▸ **Task details**
From the text on the Transcarpathian School of Painting:
(a) What work did Zoltan Sholtes do because he was unable to live off his art?
(b) Where was Shador Petki exiled?
(c) Which Soviet art critic stated that Bokshay committed himself to realism?

As a result of the “Sovietization” of Andriy Kotska’s works, “the genuine poetry that his works once used to be full of was lost.” Noteworthy, setting off poetry against prose was something deeply personal for Ms. Yablonska. To her, poetry (unlike superimposed and rationalised prose) is something autochthonal, honest and unembellished.
“Kotska said that he was Ukrainian ...<…> He was ruthlessly harassed during the fight against cosmopolitanism. He lived like a beggar.”
“Poor [Fedir] Manailo <...> had to adjust and began doing oil paintings, those large, ‘epic’ Transcarpathian landscapes, some ‘Shishkin knockoffs’, only with electrical transmission lines and construction sites.”
Zoltan Sholtes, “unable to live off his art, works as a carpenter. <…> Sholtes said that back when he was a rural priest, he felt like a real artist. And now, being a member of the [Artist Trade] Union, he ‘doesn’t feel that way at all’. And so that artist is lost.”
Shador Petki, also a member of the Uniat Church, “stayed true to his faith and was exiled to Siberia.”
And a short summary, again by Ms. Yablonska: “They smashed, and smashed, and smashed — until nothing was left of the famous Transcarpathian School.”
After the Transcarpathian School of Painting was destroyed, the question arose of how to present it in the archive (history) of art. They didn’t have to reinvent the wheel: they just kept quiet about the fact that the school had ever existed. No monographs and expert articles were written, no streets were named after those artists, no mentions in both the local and the national history created a void that was later filled in with Soviet imperial narrative.
Both Soviet and Russian art critics later began writing about those artists, placing them in an advantageous narrative. First Soviet and later Russian art criticism portrayed the occupation of the Transcarpathia as a desire to protect Ukrainians who, after Rus’ had collapsed, were constantly under some sort of occupation, heroically preserving their own traditions and culture and waiting for reunification with Greater Russia. With the region “returned” to Russia/the USSR, the Slavonic brothers were freed from a millennia-long occupation. Grigory Ostrovsky, a Soviet art critic, repeatedly stated that “Bokshay committed himself to realism, as he considered it as the only possible way for the development of art.” Ms. Yablonska, who knew both Erdeni and Bokshay personally, insisted that “there wasn’t a single word of truth” in Ostrovsky’s books on Erdeni and Bokshay.

▸ **Provided material**

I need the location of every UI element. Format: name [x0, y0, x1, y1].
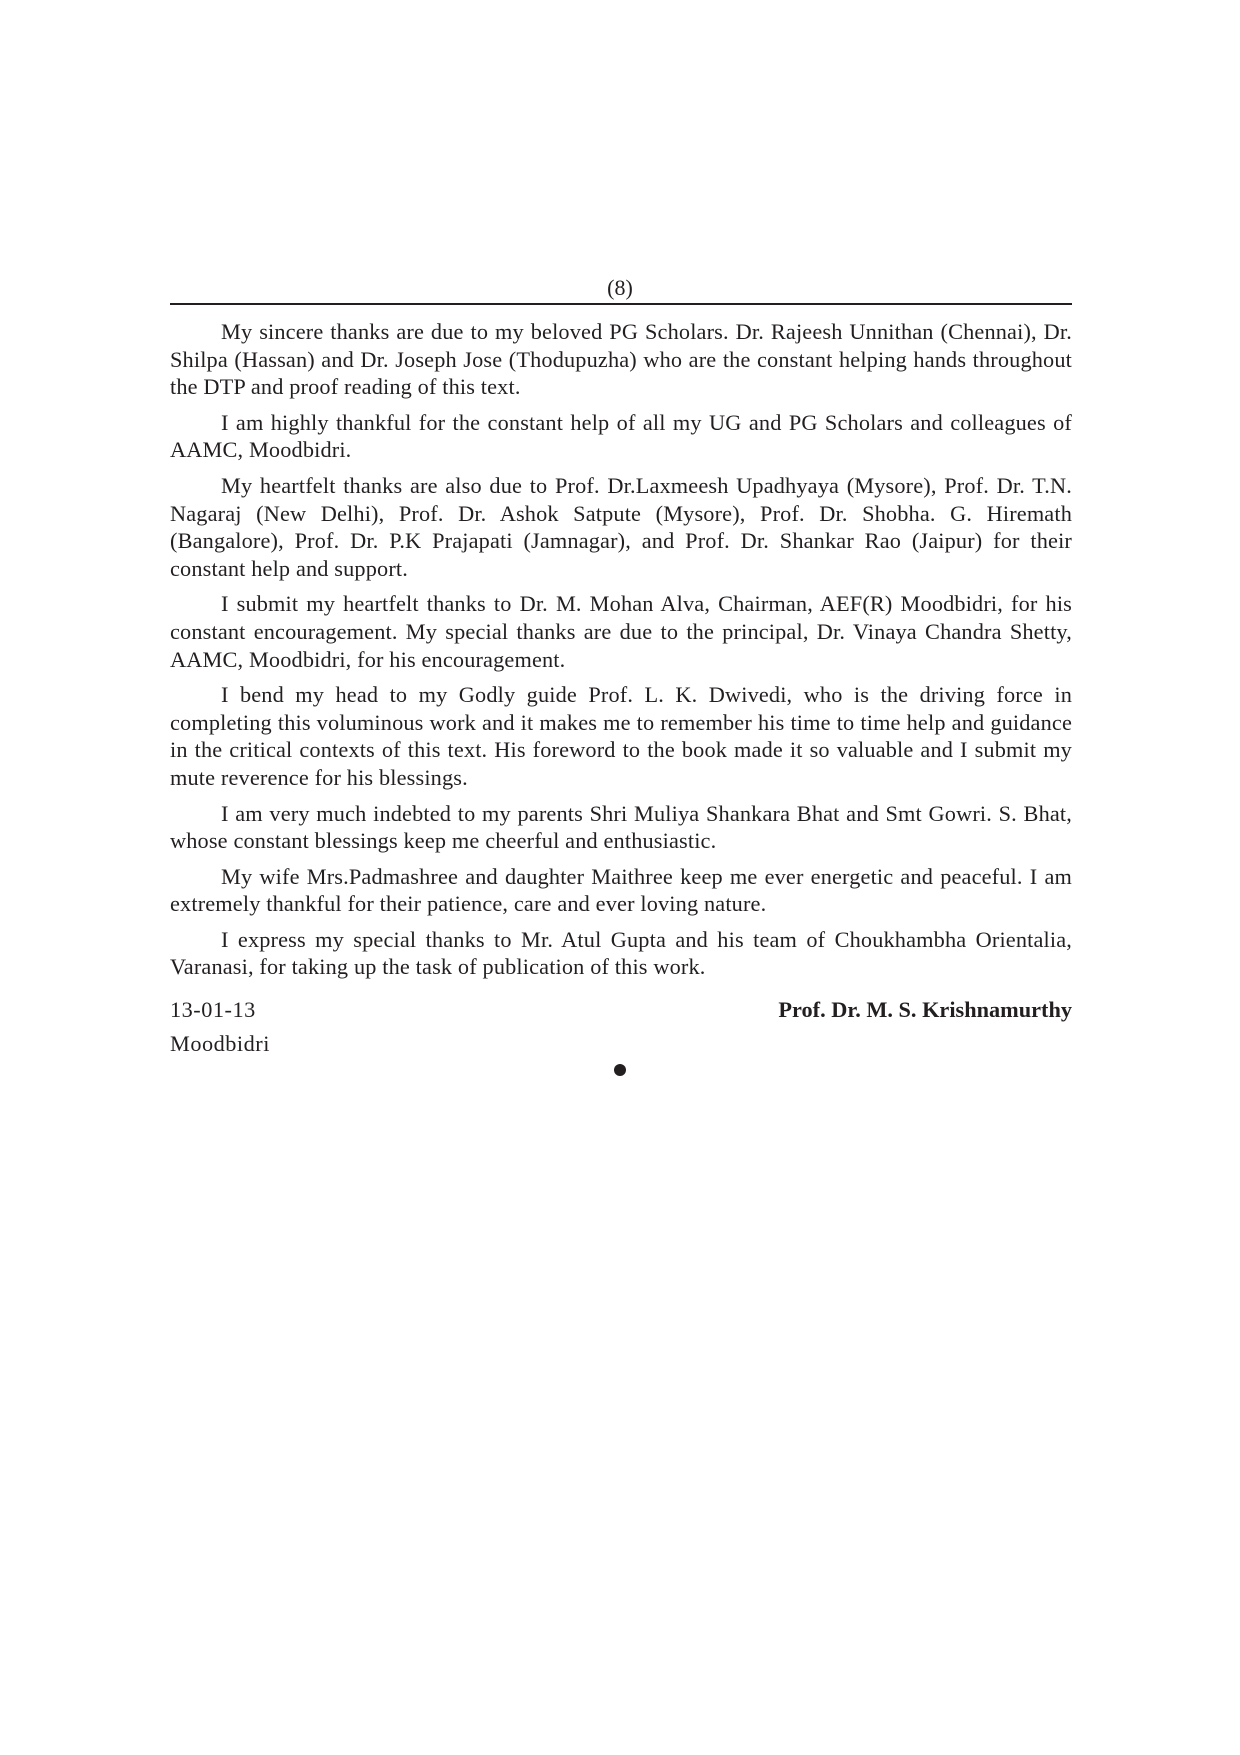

▸ **Complete response**
(a) He worked as a carpenter.
(b) Siberia.
(c) Grigory Ostrovsky.